- **WHAT TO WORK ON**:
Retype the items word for word, starting at the very first one and ending at the line that contains "label-t1-temp: T₁温度 bbox=[281, 203, 326, 219]".

___

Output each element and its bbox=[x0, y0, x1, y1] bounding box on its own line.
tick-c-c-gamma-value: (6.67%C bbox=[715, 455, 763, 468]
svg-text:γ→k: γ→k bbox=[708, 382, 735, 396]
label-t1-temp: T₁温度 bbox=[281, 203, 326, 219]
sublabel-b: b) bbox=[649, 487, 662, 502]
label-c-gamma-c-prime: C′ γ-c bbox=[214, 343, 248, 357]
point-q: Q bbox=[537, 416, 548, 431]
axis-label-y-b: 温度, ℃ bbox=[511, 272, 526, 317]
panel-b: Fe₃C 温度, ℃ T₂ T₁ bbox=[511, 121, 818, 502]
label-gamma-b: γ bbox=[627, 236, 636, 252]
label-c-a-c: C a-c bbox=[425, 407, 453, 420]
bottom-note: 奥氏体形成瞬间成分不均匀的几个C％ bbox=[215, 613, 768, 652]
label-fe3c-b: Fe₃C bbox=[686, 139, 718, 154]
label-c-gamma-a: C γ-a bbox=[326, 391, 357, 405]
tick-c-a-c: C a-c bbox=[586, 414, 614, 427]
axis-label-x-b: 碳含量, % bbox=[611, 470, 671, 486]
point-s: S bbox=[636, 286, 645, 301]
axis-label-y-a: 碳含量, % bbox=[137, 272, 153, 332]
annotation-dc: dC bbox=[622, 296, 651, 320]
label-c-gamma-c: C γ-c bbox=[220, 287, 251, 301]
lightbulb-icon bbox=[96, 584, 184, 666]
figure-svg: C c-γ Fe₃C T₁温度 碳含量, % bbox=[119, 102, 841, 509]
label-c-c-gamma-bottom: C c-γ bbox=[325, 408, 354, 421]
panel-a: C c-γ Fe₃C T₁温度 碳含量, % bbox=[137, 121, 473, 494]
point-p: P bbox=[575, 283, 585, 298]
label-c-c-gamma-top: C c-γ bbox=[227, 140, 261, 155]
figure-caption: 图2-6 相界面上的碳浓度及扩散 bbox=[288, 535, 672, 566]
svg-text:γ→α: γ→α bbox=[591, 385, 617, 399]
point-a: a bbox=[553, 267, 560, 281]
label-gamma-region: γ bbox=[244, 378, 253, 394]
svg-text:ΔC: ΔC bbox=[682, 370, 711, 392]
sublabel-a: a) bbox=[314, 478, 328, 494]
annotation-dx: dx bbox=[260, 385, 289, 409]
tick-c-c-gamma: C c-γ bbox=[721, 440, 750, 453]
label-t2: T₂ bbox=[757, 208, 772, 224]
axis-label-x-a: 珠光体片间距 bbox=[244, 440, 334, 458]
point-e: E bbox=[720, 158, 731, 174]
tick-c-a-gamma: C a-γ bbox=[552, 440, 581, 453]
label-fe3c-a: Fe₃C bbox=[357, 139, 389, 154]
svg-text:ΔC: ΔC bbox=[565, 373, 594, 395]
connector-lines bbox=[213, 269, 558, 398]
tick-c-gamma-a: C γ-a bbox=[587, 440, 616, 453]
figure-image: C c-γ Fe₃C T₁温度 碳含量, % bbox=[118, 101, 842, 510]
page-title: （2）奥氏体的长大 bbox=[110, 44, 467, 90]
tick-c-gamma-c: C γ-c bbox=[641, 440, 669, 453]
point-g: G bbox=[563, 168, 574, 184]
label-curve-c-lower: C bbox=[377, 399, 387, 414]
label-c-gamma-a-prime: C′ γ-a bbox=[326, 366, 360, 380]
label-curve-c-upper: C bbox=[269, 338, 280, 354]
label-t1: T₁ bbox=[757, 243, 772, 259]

___

- **SOLUTION FOR THIS PROBLEM**:
Output each element and its bbox=[x0, y0, x1, y1] bounding box on its own line.
tick-c-c-gamma-value: (6.67%C bbox=[715, 455, 763, 468]
svg-text:γ→k: γ→k bbox=[708, 382, 735, 396]
label-t1-temp: T₁温度 bbox=[281, 203, 326, 219]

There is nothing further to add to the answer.